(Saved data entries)
— start —
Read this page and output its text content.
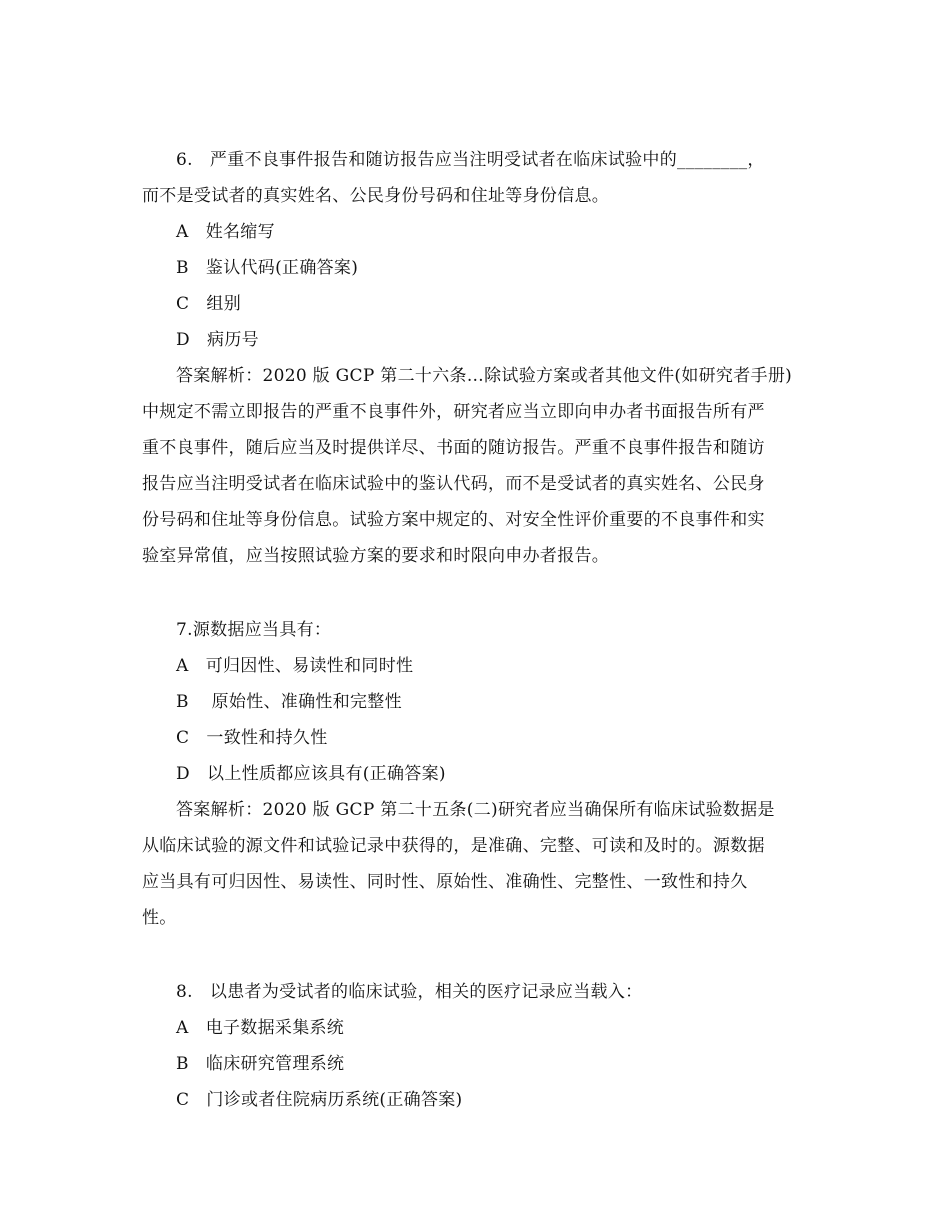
6.   严重不良事件报告和随访报告应当注明受试者在临床试验中的________，
而不是受试者的真实姓名、公民身份号码和住址等身份信息。
A   姓名缩写
B   鉴认代码(正确答案)
C   组别
D   病历号
答案解析：2020 版 GCP 第二十六条…除试验方案或者其他文件(如研究者手册)
中规定不需立即报告的严重不良事件外，研究者应当立即向申办者书面报告所有严
重不良事件，随后应当及时提供详尽、书面的随访报告。严重不良事件报告和随访
报告应当注明受试者在临床试验中的鉴认代码，而不是受试者的真实姓名、公民身
份号码和住址等身份信息。试验方案中规定的、对安全性评价重要的不良事件和实
验室异常值，应当按照试验方案的要求和时限向申办者报告。
7.源数据应当具有：
A   可归因性、易读性和同时性
B    原始性、准确性和完整性
C   一致性和持久性
D   以上性质都应该具有(正确答案)
答案解析：2020 版 GCP 第二十五条(二)研究者应当确保所有临床试验数据是
从临床试验的源文件和试验记录中获得的，是准确、完整、可读和及时的。源数据
应当具有可归因性、易读性、同时性、原始性、准确性、完整性、一致性和持久
性。
8.   以患者为受试者的临床试验，相关的医疗记录应当载入：
A   电子数据采集系统
B   临床研究管理系统
C   门诊或者住院病历系统(正确答案)
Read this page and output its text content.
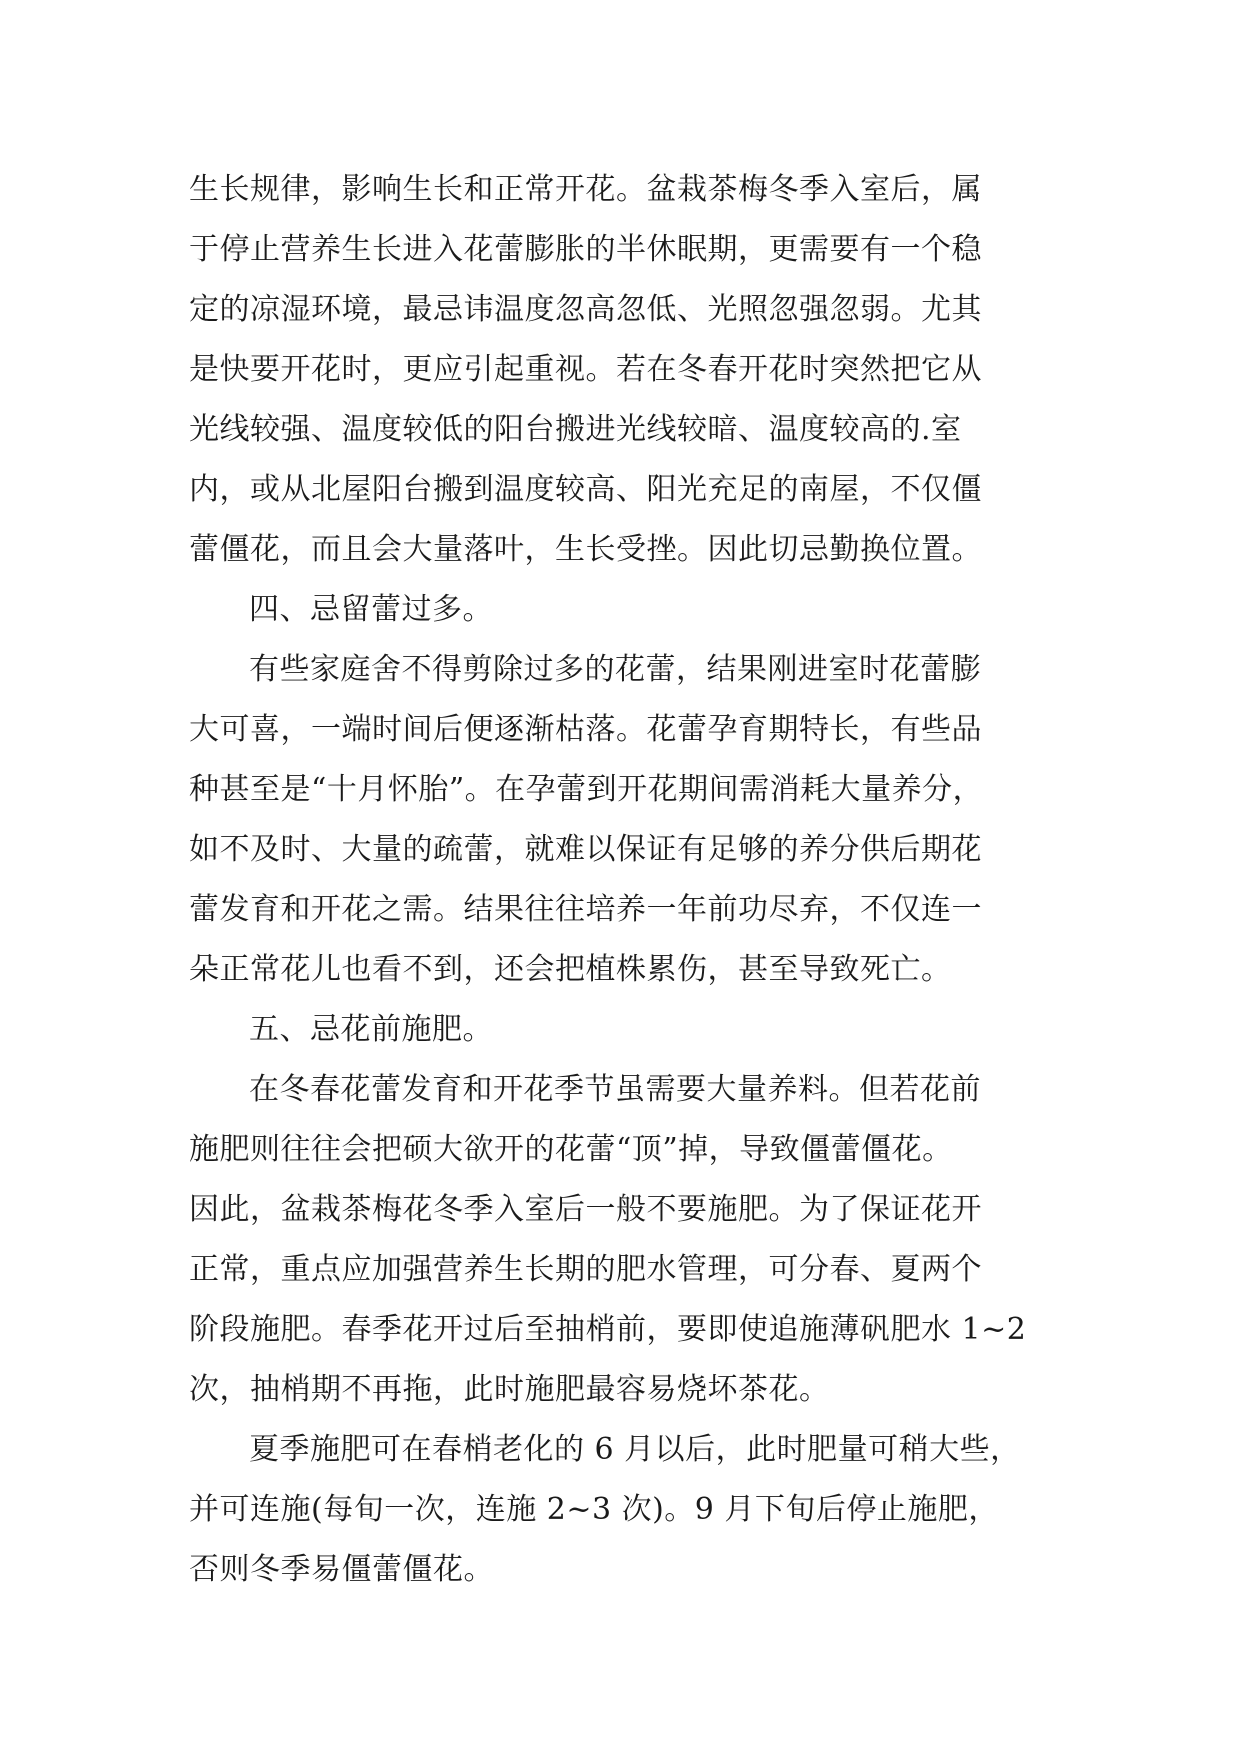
生长规律，影响生长和正常开花。盆栽茶梅冬季入室后，属
于停止营养生长进入花蕾膨胀的半休眠期，更需要有一个稳
定的凉湿环境，最忌讳温度忽高忽低、光照忽强忽弱。尤其
是快要开花时，更应引起重视。若在冬春开花时突然把它从
光线较强、温度较低的阳台搬进光线较暗、温度较高的.室
内，或从北屋阳台搬到温度较高、阳光充足的南屋，不仅僵
蕾僵花，而且会大量落叶，生长受挫。因此切忌勤换位置。
四、忌留蕾过多。
有些家庭舍不得剪除过多的花蕾，结果刚进室时花蕾膨
大可喜，一端时间后便逐渐枯落。花蕾孕育期特长，有些品
种甚至是“十月怀胎”。在孕蕾到开花期间需消耗大量养分，
如不及时、大量的疏蕾，就难以保证有足够的养分供后期花
蕾发育和开花之需。结果往往培养一年前功尽弃，不仅连一
朵正常花儿也看不到，还会把植株累伤，甚至导致死亡。
五、忌花前施肥。
在冬春花蕾发育和开花季节虽需要大量养料。但若花前
施肥则往往会把硕大欲开的花蕾“顶”掉，导致僵蕾僵花。
因此，盆栽茶梅花冬季入室后一般不要施肥。为了保证花开
正常，重点应加强营养生长期的肥水管理，可分春、夏两个
阶段施肥。春季花开过后至抽梢前，要即使追施薄矾肥水 1~2
次，抽梢期不再拖，此时施肥最容易烧坏茶花。
夏季施肥可在春梢老化的 6 月以后，此时肥量可稍大些，
并可连施(每旬一次，连施 2~3 次)。9 月下旬后停止施肥，
否则冬季易僵蕾僵花。
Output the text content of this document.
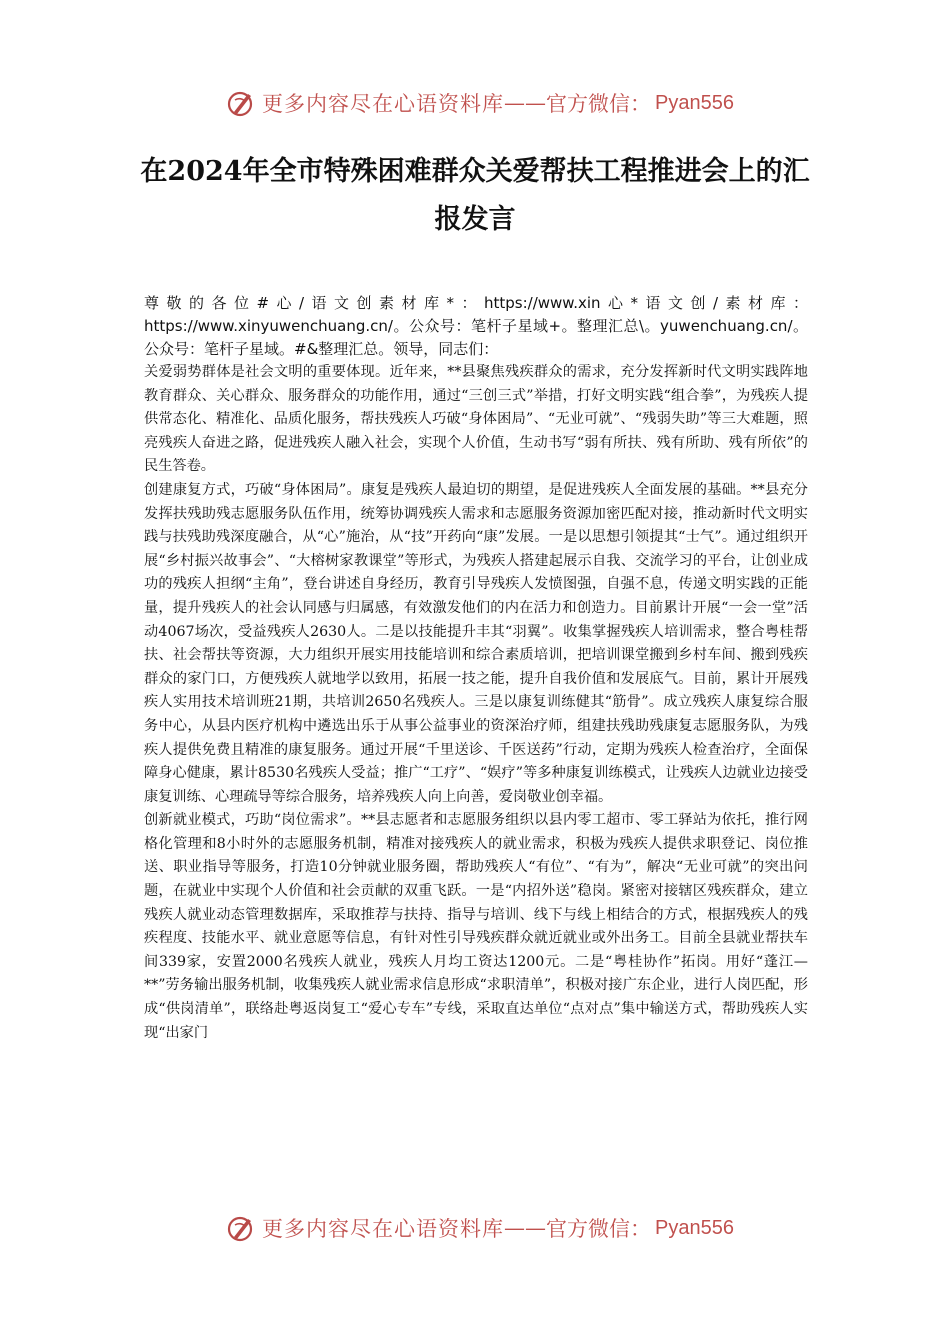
更多内容尽在心语资料库 —— 官方微信： Pyan556
在2024年全市特殊困难群众关爱帮扶工程推进会上的汇报发言

尊敬的各位#心/语文创素材库*：https://www.xin心*语文创/素材库：https://www.xinyuwenchuang.cn/。公众号：笔杆子星域+。整理汇总\。yuwenchuang.cn/。公众号：笔杆子星域。#&整理汇总。领导，同志们：

关爱弱势群体是社会文明的重要体现。近年来，**县聚焦残疾群众的需求，充分发挥新时代文明实践阵地教育群众、关心群众、服务群众的功能作用，通过“三创三式”举措，打好文明实践“组合拳”，为残疾人提供常态化、精准化、品质化服务，帮扶残疾人巧破“身体困局”、“无业可就”、“残弱失助”等三大难题，照亮残疾人奋进之路，促进残疾人融入社会，实现个人价值，生动书写“弱有所扶、残有所助、残有所依”的民生答卷。

创建康复方式，巧破“身体困局”。康复是残疾人最迫切的期望，是促进残疾人全面发展的基础。**县充分发挥扶残助残志愿服务队伍作用，统筹协调残疾人需求和志愿服务资源加密匹配对接，推动新时代文明实践与扶残助残深度融合，从“心”施治，从“技”开药向“康”发展。一是以思想引领提其“士气”。通过组织开展“乡村振兴故事会”、“大榕树家教课堂”等形式，为残疾人搭建起展示自我、交流学习的平台，让创业成功的残疾人担纲“主角”，登台讲述自身经历，教育引导残疾人发愤图强，自强不息，传递文明实践的正能量，提升残疾人的社会认同感与归属感，有效激发他们的内在活力和创造力。目前累计开展“一会一堂”活动4067场次，受益残疾人2630人。二是以技能提升丰其“羽翼”。收集掌握残疾人培训需求，整合粤桂帮扶、社会帮扶等资源，大力组织开展实用技能培训和综合素质培训，把培训课堂搬到乡村车间、搬到残疾群众的家门口，方便残疾人就地学以致用，拓展一技之能，提升自我价值和发展底气。目前，累计开展残疾人实用技术培训班21期，共培训2650名残疾人。三是以康复训练健其“筋骨”。成立残疾人康复综合服务中心，从县内医疗机构中遴选出乐于从事公益事业的资深治疗师，组建扶残助残康复志愿服务队，为残疾人提供免费且精准的康复服务。通过开展“千里送诊、千医送药”行动，定期为残疾人检查治疗，全面保障身心健康，累计8530名残疾人受益；推广“工疗”、“娱疗”等多种康复训练模式，让残疾人边就业边接受康复训练、心理疏导等综合服务，培养残疾人向上向善，爱岗敬业创幸福。

创新就业模式，巧助“岗位需求”。**县志愿者和志愿服务组织以县内零工超市、零工驿站为依托，推行网格化管理和8小时外的志愿服务机制，精准对接残疾人的就业需求，积极为残疾人提供求职登记、岗位推送、职业指导等服务，打造10分钟就业服务圈，帮助残疾人“有位”、“有为”，解决“无业可就”的突出问题，在就业中实现个人价值和社会贡献的双重飞跃。一是“内招外送”稳岗。紧密对接辖区残疾群众，建立残疾人就业动态管理数据库，采取推荐与扶持、指导与培训、线下与线上相结合的方式，根据残疾人的残疾程度、技能水平、就业意愿等信息，有针对性引导残疾群众就近就业或外出务工。目前全县就业帮扶车间339家，安置2000名残疾人就业，残疾人月均工资达1200元。二是“粤桂协作”拓岗。用好“蓬江—**”劳务输出服务机制，收集残疾人就业需求信息形成“求职清单”，积极对接广东企业，进行人岗匹配，形成“供岗清单”，联络赴粤返岗复工“爱心专车”专线，采取直达单位“点对点”集中输送方式，帮助残疾人实现“出家门

更多内容尽在心语资料库 —— 官方微信： Pyan556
— end —
> _PROMPT_
Extract the full listing exactly, with the pictures left out.

> _SOLUTION FOR THIS TASK_
Read this page and output its text content.
6.   严重不良事件报告和随访报告应当注明受试者在临床试验中的________，
而不是受试者的真实姓名、公民身份号码和住址等身份信息。
A   姓名缩写
B   鉴认代码(正确答案)
C   组别
D   病历号
答案解析：2020 版 GCP 第二十六条…除试验方案或者其他文件(如研究者手册)
中规定不需立即报告的严重不良事件外，研究者应当立即向申办者书面报告所有严
重不良事件，随后应当及时提供详尽、书面的随访报告。严重不良事件报告和随访
报告应当注明受试者在临床试验中的鉴认代码，而不是受试者的真实姓名、公民身
份号码和住址等身份信息。试验方案中规定的、对安全性评价重要的不良事件和实
验室异常值，应当按照试验方案的要求和时限向申办者报告。
7.源数据应当具有：
A   可归因性、易读性和同时性
B    原始性、准确性和完整性
C   一致性和持久性
D   以上性质都应该具有(正确答案)
答案解析：2020 版 GCP 第二十五条(二)研究者应当确保所有临床试验数据是
从临床试验的源文件和试验记录中获得的，是准确、完整、可读和及时的。源数据
应当具有可归因性、易读性、同时性、原始性、准确性、完整性、一致性和持久
性。
8.   以患者为受试者的临床试验，相关的医疗记录应当载入：
A   电子数据采集系统
B   临床研究管理系统
C   门诊或者住院病历系统(正确答案)
Read this page and output its text content.
生长规律，影响生长和正常开花。盆栽茶梅冬季入室后，属
于停止营养生长进入花蕾膨胀的半休眠期，更需要有一个稳
定的凉湿环境，最忌讳温度忽高忽低、光照忽强忽弱。尤其
是快要开花时，更应引起重视。若在冬春开花时突然把它从
光线较强、温度较低的阳台搬进光线较暗、温度较高的.室
内，或从北屋阳台搬到温度较高、阳光充足的南屋，不仅僵
蕾僵花，而且会大量落叶，生长受挫。因此切忌勤换位置。
四、忌留蕾过多。
有些家庭舍不得剪除过多的花蕾，结果刚进室时花蕾膨
大可喜，一端时间后便逐渐枯落。花蕾孕育期特长，有些品
种甚至是“十月怀胎”。在孕蕾到开花期间需消耗大量养分，
如不及时、大量的疏蕾，就难以保证有足够的养分供后期花
蕾发育和开花之需。结果往往培养一年前功尽弃，不仅连一
朵正常花儿也看不到，还会把植株累伤，甚至导致死亡。
五、忌花前施肥。
在冬春花蕾发育和开花季节虽需要大量养料。但若花前
施肥则往往会把硕大欲开的花蕾“顶”掉，导致僵蕾僵花。
因此，盆栽茶梅花冬季入室后一般不要施肥。为了保证花开
正常，重点应加强营养生长期的肥水管理，可分春、夏两个
阶段施肥。春季花开过后至抽梢前，要即使追施薄矾肥水 1~2
次，抽梢期不再拖，此时施肥最容易烧坏茶花。
夏季施肥可在春梢老化的 6 月以后，此时肥量可稍大些，
并可连施(每旬一次，连施 2~3 次)。9 月下旬后停止施肥，
否则冬季易僵蕾僵花。
Output the text content of this document.
更多内容尽在心语资料库 —— 官方微信： Pyan556
在2024年全市特殊困难群众关爱帮扶工程推进会上的汇报发言

尊敬的各位#心/语文创素材库*：https://www.xin心*语文创/素材库：https://www.xinyuwenchuang.cn/。公众号：笔杆子星域+。整理汇总\。yuwenchuang.cn/。公众号：笔杆子星域。#&整理汇总。领导，同志们：

关爱弱势群体是社会文明的重要体现。近年来，**县聚焦残疾群众的需求，充分发挥新时代文明实践阵地教育群众、关心群众、服务群众的功能作用，通过“三创三式”举措，打好文明实践“组合拳”，为残疾人提供常态化、精准化、品质化服务，帮扶残疾人巧破“身体困局”、“无业可就”、“残弱失助”等三大难题，照亮残疾人奋进之路，促进残疾人融入社会，实现个人价值，生动书写“弱有所扶、残有所助、残有所依”的民生答卷。

创建康复方式，巧破“身体困局”。康复是残疾人最迫切的期望，是促进残疾人全面发展的基础。**县充分发挥扶残助残志愿服务队伍作用，统筹协调残疾人需求和志愿服务资源加密匹配对接，推动新时代文明实践与扶残助残深度融合，从“心”施治，从“技”开药向“康”发展。一是以思想引领提其“士气”。通过组织开展“乡村振兴故事会”、“大榕树家教课堂”等形式，为残疾人搭建起展示自我、交流学习的平台，让创业成功的残疾人担纲“主角”，登台讲述自身经历，教育引导残疾人发愤图强，自强不息，传递文明实践的正能量，提升残疾人的社会认同感与归属感，有效激发他们的内在活力和创造力。目前累计开展“一会一堂”活动4067场次，受益残疾人2630人。二是以技能提升丰其“羽翼”。收集掌握残疾人培训需求，整合粤桂帮扶、社会帮扶等资源，大力组织开展实用技能培训和综合素质培训，把培训课堂搬到乡村车间、搬到残疾群众的家门口，方便残疾人就地学以致用，拓展一技之能，提升自我价值和发展底气。目前，累计开展残疾人实用技术培训班21期，共培训2650名残疾人。三是以康复训练健其“筋骨”。成立残疾人康复综合服务中心，从县内医疗机构中遴选出乐于从事公益事业的资深治疗师，组建扶残助残康复志愿服务队，为残疾人提供免费且精准的康复服务。通过开展“千里送诊、千医送药”行动，定期为残疾人检查治疗，全面保障身心健康，累计8530名残疾人受益；推广“工疗”、“娱疗”等多种康复训练模式，让残疾人边就业边接受康复训练、心理疏导等综合服务，培养残疾人向上向善，爱岗敬业创幸福。

创新就业模式，巧助“岗位需求”。**县志愿者和志愿服务组织以县内零工超市、零工驿站为依托，推行网格化管理和8小时外的志愿服务机制，精准对接残疾人的就业需求，积极为残疾人提供求职登记、岗位推送、职业指导等服务，打造10分钟就业服务圈，帮助残疾人“有位”、“有为”，解决“无业可就”的突出问题，在就业中实现个人价值和社会贡献的双重飞跃。一是“内招外送”稳岗。紧密对接辖区残疾群众，建立残疾人就业动态管理数据库，采取推荐与扶持、指导与培训、线下与线上相结合的方式，根据残疾人的残疾程度、技能水平、就业意愿等信息，有针对性引导残疾群众就近就业或外出务工。目前全县就业帮扶车间339家，安置2000名残疾人就业，残疾人月均工资达1200元。二是“粤桂协作”拓岗。用好“蓬江—**”劳务输出服务机制，收集残疾人就业需求信息形成“求职清单”，积极对接广东企业，进行人岗匹配，形成“供岗清单”，联络赴粤返岗复工“爱心专车”专线，采取直达单位“点对点”集中输送方式，帮助残疾人实现“出家门

更多内容尽在心语资料库 —— 官方微信： Pyan556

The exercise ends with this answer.